Document extract
— start —

Becta |TechNews
Software and internet
Analysis: URL shortening servicesv2_1
[TN0911, Analysis, Internet, Web 2.0, Social software]
At a glance
- Long URLs, often generated by database driven websites, can create problems for users.
- URL shortening services, such as used by micro-blogging sites, are becoming increasingly popular.
- Shortening services generate a 'key' using a mathematical algorithm. A combination of letters, numbers and other characters may be produced.
- The precise nature of the algorithm used will affect the number of URLs that can be shortened by the system.
- URL shorteners add 'value' to their services by providing statistics and history on how a link has been used.
- Shortened URLs have a range of disadvantages, including hiding undesirable content, questions over the reliability of services and suitability for users of assistive technology.
The lengthening URL
Resources on the internet are referenced by a URL (uniform resource locator), more commonly called the 'web address'. The URL contains information about where the resource can be found and how it is to be loaded. Due to the quantity of data held by many reference sites, pages often sit within a complex hierarchy defined by the designer, so a recent BBC News story on cricket is referred to as:
Example website:
Many large websites (such as online shopping services) now use database technology to retrieve the information required, adding complex search strings and user information into the URL that references a product.These URLs can be very difficult to type accurately form a printed text and are very hard to remember.
Long URLs can break across two lines in plain text message systems that use a limited line length (including some fairly widely used email clients), confusing recipients who fail to realise that they did not copy the complete address into their browser. Online texts generally put the URL behind a hyperlink, such as cricket story, so the user only need to click the link rather than type the address, but this is entirely unhelpful in print publications. In micro-blogging services (see TechNews 03/09) like Twitter, long URLs may take up most of the characters permitted in a 'tweet' (single message).
URL shortening
URL shortening is a process that replaces a more direct reference to a resource with an 'intermediate' web address formed from as few characters as possible. When a user types in the shortened address, the browser looks this page up and tries to load it, but (commonly) the server for that address detects a '301 redirect' and passes the browser on to the location of original resource that the user wanted to view. (A 301 redirect, which is implemented in a variety of ways on different types of server, contains information to show that the page has been 'permanently moved' to a new address.)
One of the earliest services was TinyURL.com, but a whole generation of contenders has emerged with even shorter domain names, like Bit.ly, Br.st, Ow.lyand Tiny.cc. (Some of these domain names are only five characters long, compared with TinyURL's 11 characters, leaving as many as six more characters for the micro-blogger to use in a comment related to the shortened URL.)

— end —

What the task requires
Render this sentence from the analysis of URL shortening services in French: "URL shortening is a process that replaces a more direct reference to a resource with an 'intermediate' web address formed from as few characters as possible." The data placed after this text plays no part in the work here.

Data segment
— start —

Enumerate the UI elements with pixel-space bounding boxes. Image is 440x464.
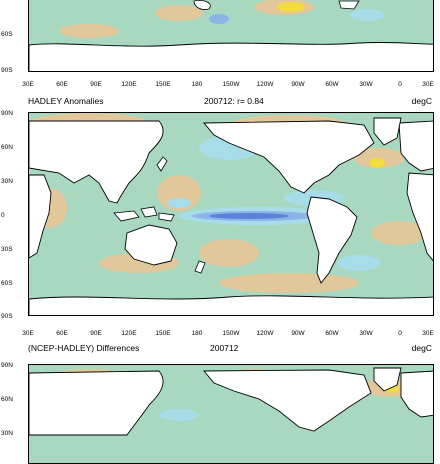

— end —

Task solution
Le raccourcissement d'URL est un procédé qui remplace une référence plus directe à une ressource par une adresse web « intermédiaire » formée d'aussi peu de caractères que possible.